| Data listing |
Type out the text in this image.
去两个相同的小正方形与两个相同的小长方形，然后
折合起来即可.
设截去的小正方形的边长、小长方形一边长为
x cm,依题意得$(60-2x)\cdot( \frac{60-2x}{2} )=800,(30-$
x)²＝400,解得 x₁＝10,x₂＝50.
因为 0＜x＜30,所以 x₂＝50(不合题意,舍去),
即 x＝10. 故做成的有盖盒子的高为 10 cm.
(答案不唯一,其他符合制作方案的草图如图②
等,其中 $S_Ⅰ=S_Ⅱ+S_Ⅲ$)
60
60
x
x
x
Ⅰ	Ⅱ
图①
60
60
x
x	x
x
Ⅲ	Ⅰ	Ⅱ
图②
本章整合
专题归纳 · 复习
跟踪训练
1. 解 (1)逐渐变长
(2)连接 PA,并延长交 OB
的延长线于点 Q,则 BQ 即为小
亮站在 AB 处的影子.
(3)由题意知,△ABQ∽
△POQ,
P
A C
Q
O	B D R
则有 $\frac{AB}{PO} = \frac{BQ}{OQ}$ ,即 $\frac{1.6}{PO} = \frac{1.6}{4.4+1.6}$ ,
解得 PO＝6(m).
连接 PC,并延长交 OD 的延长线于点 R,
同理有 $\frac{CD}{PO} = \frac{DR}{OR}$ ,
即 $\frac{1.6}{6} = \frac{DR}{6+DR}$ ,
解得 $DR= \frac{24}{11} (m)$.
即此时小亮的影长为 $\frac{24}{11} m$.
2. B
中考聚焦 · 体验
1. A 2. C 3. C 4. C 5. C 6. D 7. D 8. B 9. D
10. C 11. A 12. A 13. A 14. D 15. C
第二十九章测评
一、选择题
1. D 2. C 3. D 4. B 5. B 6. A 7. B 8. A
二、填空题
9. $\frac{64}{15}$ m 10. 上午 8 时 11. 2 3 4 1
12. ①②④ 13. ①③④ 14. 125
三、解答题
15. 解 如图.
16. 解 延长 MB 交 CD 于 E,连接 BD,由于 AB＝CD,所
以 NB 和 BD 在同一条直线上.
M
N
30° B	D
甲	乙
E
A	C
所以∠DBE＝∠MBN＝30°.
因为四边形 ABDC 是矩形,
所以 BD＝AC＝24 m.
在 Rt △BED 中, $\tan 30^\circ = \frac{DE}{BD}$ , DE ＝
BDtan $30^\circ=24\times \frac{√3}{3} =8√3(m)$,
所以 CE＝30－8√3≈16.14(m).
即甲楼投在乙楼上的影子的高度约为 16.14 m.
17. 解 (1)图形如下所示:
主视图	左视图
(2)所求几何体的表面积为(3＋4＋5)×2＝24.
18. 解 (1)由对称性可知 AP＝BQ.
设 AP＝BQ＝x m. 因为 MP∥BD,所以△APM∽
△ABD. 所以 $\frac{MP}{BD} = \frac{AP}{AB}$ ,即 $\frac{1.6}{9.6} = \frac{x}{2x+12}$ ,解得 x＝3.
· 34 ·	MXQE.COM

| Exercise aim |
Write out the full set of records exactly as given.

| Solution |
Type out the text in this image.
去两个相同的小正方形与两个相同的小长方形，然后
折合起来即可.
设截去的小正方形的边长、小长方形一边长为
x cm,依题意得$(60-2x)\cdot( \frac{60-2x}{2} )=800,(30-$
x)²＝400,解得 x₁＝10,x₂＝50.
因为 0＜x＜30,所以 x₂＝50(不合题意,舍去),
即 x＝10. 故做成的有盖盒子的高为 10 cm.
(答案不唯一,其他符合制作方案的草图如图②
等,其中 $S_Ⅰ=S_Ⅱ+S_Ⅲ$)
60
60
x
x
x
Ⅰ	Ⅱ
图①
60
60
x
x	x
x
Ⅲ	Ⅰ	Ⅱ
图②
本章整合
专题归纳 · 复习
跟踪训练
1. 解 (1)逐渐变长
(2)连接 PA,并延长交 OB
的延长线于点 Q,则 BQ 即为小
亮站在 AB 处的影子.
(3)由题意知,△ABQ∽
△POQ,
P
A C
Q
O	B D R
则有 $\frac{AB}{PO} = \frac{BQ}{OQ}$ ,即 $\frac{1.6}{PO} = \frac{1.6}{4.4+1.6}$ ,
解得 PO＝6(m).
连接 PC,并延长交 OD 的延长线于点 R,
同理有 $\frac{CD}{PO} = \frac{DR}{OR}$ ,
即 $\frac{1.6}{6} = \frac{DR}{6+DR}$ ,
解得 $DR= \frac{24}{11} (m)$.
即此时小亮的影长为 $\frac{24}{11} m$.
2. B
中考聚焦 · 体验
1. A 2. C 3. C 4. C 5. C 6. D 7. D 8. B 9. D
10. C 11. A 12. A 13. A 14. D 15. C
第二十九章测评
一、选择题
1. D 2. C 3. D 4. B 5. B 6. A 7. B 8. A
二、填空题
9. $\frac{64}{15}$ m 10. 上午 8 时 11. 2 3 4 1
12. ①②④ 13. ①③④ 14. 125
三、解答题
15. 解 如图.
16. 解 延长 MB 交 CD 于 E,连接 BD,由于 AB＝CD,所
以 NB 和 BD 在同一条直线上.
M
N
30° B	D
甲	乙
E
A	C
所以∠DBE＝∠MBN＝30°.
因为四边形 ABDC 是矩形,
所以 BD＝AC＝24 m.
在 Rt △BED 中, $\tan 30^\circ = \frac{DE}{BD}$ , DE ＝
BDtan $30^\circ=24\times \frac{√3}{3} =8√3(m)$,
所以 CE＝30－8√3≈16.14(m).
即甲楼投在乙楼上的影子的高度约为 16.14 m.
17. 解 (1)图形如下所示:
主视图	左视图
(2)所求几何体的表面积为(3＋4＋5)×2＝24.
18. 解 (1)由对称性可知 AP＝BQ.
设 AP＝BQ＝x m. 因为 MP∥BD,所以△APM∽
△ABD. 所以 $\frac{MP}{BD} = \frac{AP}{AB}$ ,即 $\frac{1.6}{9.6} = \frac{x}{2x+12}$ ,解得 x＝3.
· 34 ·	MXQE.COM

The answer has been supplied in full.